* [AVAILABLE RECORDS]:
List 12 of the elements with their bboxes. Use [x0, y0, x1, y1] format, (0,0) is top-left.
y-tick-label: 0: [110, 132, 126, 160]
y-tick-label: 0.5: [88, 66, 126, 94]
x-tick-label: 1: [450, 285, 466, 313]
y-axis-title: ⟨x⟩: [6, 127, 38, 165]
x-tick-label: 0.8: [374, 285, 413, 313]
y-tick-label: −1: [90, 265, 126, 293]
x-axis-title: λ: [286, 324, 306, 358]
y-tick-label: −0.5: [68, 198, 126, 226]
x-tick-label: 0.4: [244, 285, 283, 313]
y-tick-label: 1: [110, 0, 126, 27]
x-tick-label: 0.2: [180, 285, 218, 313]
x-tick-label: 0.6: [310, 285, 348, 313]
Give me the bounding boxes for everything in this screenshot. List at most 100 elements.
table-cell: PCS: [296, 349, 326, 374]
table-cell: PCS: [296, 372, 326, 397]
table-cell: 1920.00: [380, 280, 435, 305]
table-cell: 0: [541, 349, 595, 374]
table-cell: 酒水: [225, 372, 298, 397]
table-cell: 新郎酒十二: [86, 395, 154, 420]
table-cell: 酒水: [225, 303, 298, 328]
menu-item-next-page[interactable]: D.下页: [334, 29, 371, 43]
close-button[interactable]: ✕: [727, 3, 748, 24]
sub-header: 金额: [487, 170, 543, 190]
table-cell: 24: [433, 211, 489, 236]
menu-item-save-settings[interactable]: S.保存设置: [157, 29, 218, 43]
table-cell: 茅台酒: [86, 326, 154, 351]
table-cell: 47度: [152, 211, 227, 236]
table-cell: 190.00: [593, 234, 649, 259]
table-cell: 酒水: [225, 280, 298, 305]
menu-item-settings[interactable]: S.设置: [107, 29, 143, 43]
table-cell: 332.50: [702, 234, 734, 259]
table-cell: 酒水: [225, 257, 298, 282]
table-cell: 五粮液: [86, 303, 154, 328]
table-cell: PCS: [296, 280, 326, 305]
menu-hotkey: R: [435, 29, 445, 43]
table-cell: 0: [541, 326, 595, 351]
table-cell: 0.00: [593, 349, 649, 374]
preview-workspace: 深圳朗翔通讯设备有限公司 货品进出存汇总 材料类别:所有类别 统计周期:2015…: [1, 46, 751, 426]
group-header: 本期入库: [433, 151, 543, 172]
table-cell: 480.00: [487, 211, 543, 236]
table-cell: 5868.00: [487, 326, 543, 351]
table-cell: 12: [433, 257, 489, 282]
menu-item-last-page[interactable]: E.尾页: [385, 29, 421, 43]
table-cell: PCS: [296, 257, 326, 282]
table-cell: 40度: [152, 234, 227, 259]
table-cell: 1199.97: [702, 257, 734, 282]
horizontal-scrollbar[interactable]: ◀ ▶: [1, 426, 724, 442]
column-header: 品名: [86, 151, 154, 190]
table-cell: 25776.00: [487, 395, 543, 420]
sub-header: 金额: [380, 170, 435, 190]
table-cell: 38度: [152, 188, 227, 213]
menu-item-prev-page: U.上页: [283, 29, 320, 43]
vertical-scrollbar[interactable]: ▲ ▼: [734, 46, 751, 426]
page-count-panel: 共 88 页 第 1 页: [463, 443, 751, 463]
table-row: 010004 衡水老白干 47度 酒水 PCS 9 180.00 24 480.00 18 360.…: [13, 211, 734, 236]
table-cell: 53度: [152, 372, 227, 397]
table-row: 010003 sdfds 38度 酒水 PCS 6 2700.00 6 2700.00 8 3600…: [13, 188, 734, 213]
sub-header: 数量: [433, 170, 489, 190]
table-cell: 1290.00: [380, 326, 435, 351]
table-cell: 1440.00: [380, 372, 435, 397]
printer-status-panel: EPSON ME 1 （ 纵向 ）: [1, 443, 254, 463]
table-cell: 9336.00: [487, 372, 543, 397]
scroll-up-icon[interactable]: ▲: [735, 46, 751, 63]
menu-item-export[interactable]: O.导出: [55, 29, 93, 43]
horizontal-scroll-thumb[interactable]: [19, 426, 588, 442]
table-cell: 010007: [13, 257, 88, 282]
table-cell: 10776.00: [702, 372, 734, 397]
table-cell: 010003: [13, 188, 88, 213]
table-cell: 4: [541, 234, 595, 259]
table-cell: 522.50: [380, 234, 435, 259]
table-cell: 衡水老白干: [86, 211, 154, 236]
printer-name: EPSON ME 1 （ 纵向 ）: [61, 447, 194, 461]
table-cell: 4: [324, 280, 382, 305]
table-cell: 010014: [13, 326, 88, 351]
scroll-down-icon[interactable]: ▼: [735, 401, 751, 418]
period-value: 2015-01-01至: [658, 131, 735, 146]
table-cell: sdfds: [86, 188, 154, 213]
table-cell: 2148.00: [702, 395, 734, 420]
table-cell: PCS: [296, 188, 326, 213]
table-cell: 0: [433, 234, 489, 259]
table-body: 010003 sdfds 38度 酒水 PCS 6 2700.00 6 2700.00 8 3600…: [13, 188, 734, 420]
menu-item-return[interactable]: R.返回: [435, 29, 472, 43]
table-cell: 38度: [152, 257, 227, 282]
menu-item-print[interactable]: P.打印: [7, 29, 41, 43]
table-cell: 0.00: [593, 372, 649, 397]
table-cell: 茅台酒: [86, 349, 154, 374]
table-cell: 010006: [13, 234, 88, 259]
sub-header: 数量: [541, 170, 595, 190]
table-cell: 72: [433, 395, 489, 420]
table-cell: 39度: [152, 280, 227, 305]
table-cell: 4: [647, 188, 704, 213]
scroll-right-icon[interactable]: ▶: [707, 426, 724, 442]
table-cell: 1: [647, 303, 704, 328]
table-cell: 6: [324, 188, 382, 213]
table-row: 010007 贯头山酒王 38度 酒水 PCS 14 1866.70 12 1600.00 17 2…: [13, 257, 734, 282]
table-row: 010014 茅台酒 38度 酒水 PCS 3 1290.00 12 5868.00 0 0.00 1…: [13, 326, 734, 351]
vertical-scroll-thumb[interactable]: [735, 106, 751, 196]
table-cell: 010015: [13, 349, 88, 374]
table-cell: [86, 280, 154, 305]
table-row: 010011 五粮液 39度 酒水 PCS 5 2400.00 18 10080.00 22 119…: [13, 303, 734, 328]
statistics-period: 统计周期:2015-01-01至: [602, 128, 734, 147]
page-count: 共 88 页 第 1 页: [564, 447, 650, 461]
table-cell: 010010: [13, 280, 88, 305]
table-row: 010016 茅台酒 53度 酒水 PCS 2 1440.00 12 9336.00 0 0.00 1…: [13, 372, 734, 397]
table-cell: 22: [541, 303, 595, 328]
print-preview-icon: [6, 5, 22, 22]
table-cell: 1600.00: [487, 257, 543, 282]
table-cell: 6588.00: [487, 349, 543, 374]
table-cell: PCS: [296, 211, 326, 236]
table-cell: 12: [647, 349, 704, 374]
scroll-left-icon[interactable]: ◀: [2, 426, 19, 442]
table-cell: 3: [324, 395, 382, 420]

* [STATED TASK]: Repeat the entries above verbatim, from their first line through the line holding "x-tick-label: 0.2: [180, 285, 218, 313]", inclusive.

* [TASK ANSWER]:
List 12 of the elements with their bboxes. Use [x0, y0, x1, y1] format, (0,0) is top-left.
y-tick-label: 0: [110, 132, 126, 160]
y-tick-label: 0.5: [88, 66, 126, 94]
x-tick-label: 1: [450, 285, 466, 313]
y-axis-title: ⟨x⟩: [6, 127, 38, 165]
x-tick-label: 0.8: [374, 285, 413, 313]
y-tick-label: −1: [90, 265, 126, 293]
x-axis-title: λ: [286, 324, 306, 358]
y-tick-label: −0.5: [68, 198, 126, 226]
x-tick-label: 0.4: [244, 285, 283, 313]
y-tick-label: 1: [110, 0, 126, 27]
x-tick-label: 0.2: [180, 285, 218, 313]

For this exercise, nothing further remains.